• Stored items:
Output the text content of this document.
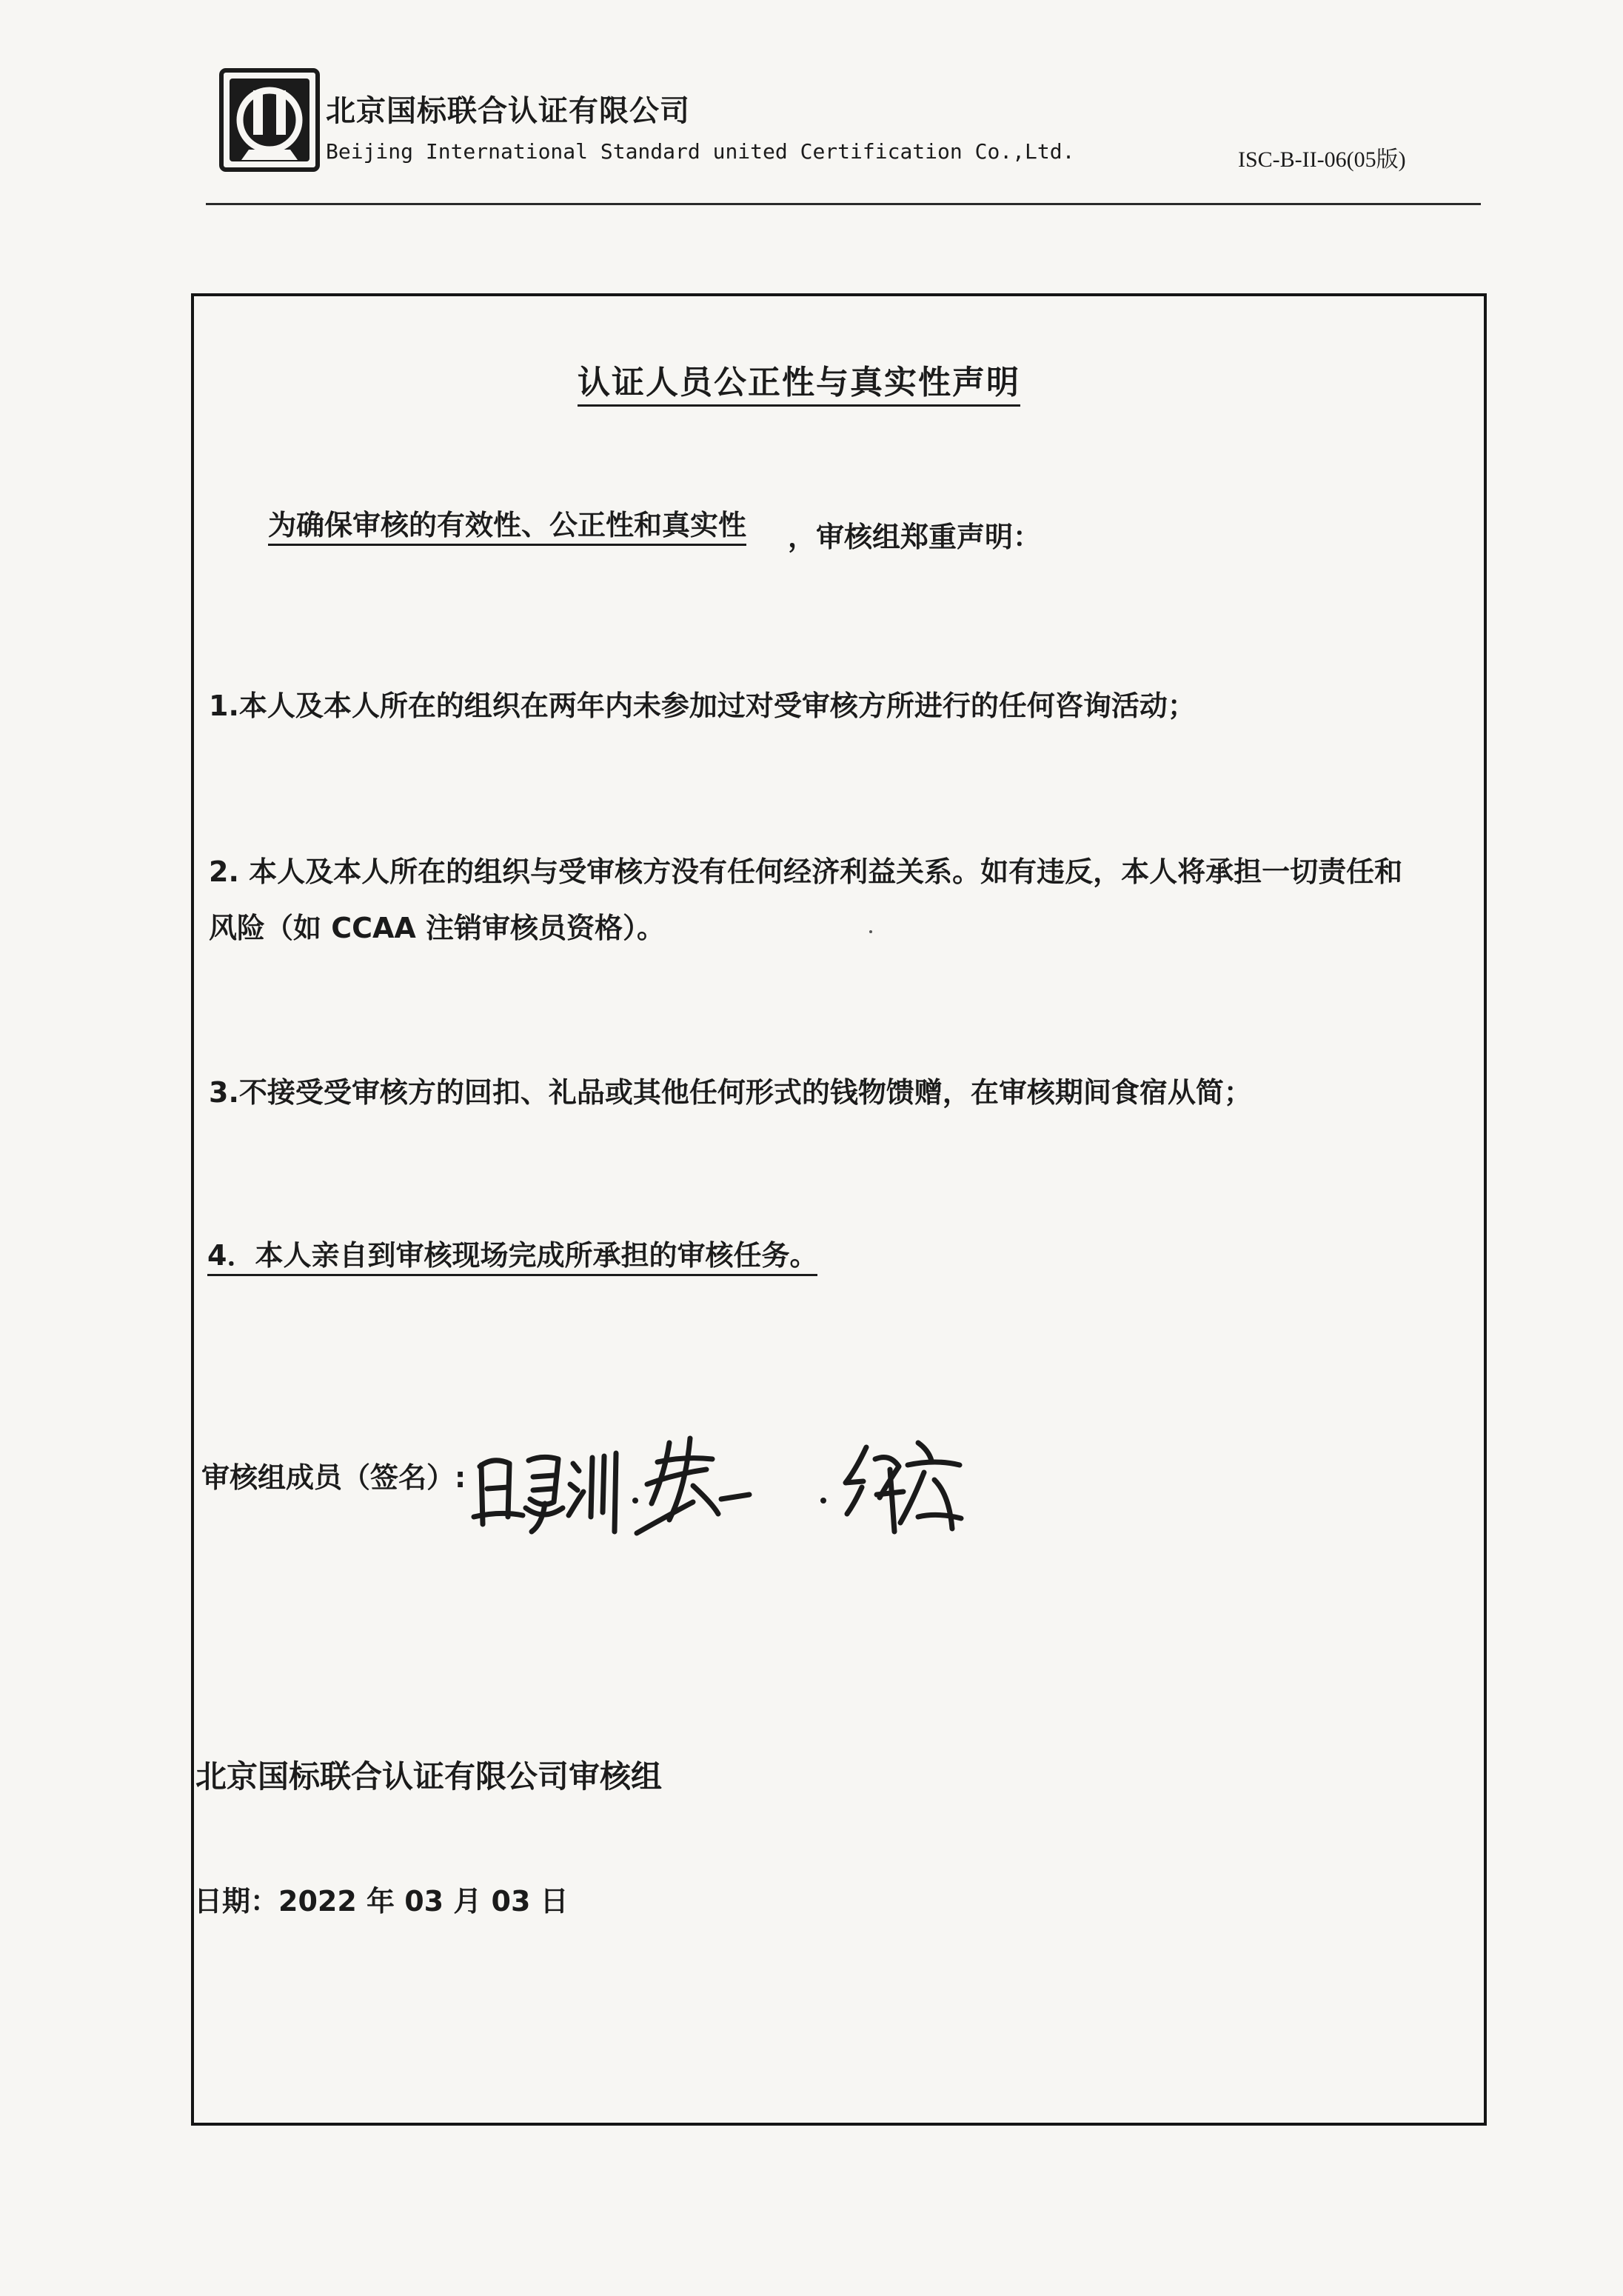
北京国标联合认证有限公司
Beijing International Standard united Certification Co.,Ltd.	ISC-B-II-06(05版)
认证人员公正性与真实性声明
为确保审核的有效性、公正性和真实性 ，审核组郑重声明：
1.本人及本人所在的组织在两年内未参加过对受审核方所进行的任何咨询活动；
2. 本人及本人所在的组织与受审核方没有任何经济利益关系。如有违反，本人将承担一切责任和
风险（如 CCAA 注销审核员资格）。
3.不接受受审核方的回扣、礼品或其他任何形式的钱物馈赠，在审核期间食宿从简；
4．本人亲自到审核现场完成所承担的审核任务。
审核组成员（签名）:
北京国标联合认证有限公司审核组
日期： 2022 年 03 月 03 日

• GIVEN EXERCISE: Omit the pictures and restate the rest of the records verbatim.

• SOLVED PROBLEM:
Output the text content of this document.
北京国标联合认证有限公司
Beijing International Standard united Certification Co.,Ltd.	ISC-B-II-06(05版)
认证人员公正性与真实性声明
为确保审核的有效性、公正性和真实性 ，审核组郑重声明：
1.本人及本人所在的组织在两年内未参加过对受审核方所进行的任何咨询活动；
2. 本人及本人所在的组织与受审核方没有任何经济利益关系。如有违反，本人将承担一切责任和
风险（如 CCAA 注销审核员资格）。
3.不接受受审核方的回扣、礼品或其他任何形式的钱物馈赠，在审核期间食宿从简；
4．本人亲自到审核现场完成所承担的审核任务。
审核组成员（签名）:
北京国标联合认证有限公司审核组
日期： 2022 年 03 月 03 日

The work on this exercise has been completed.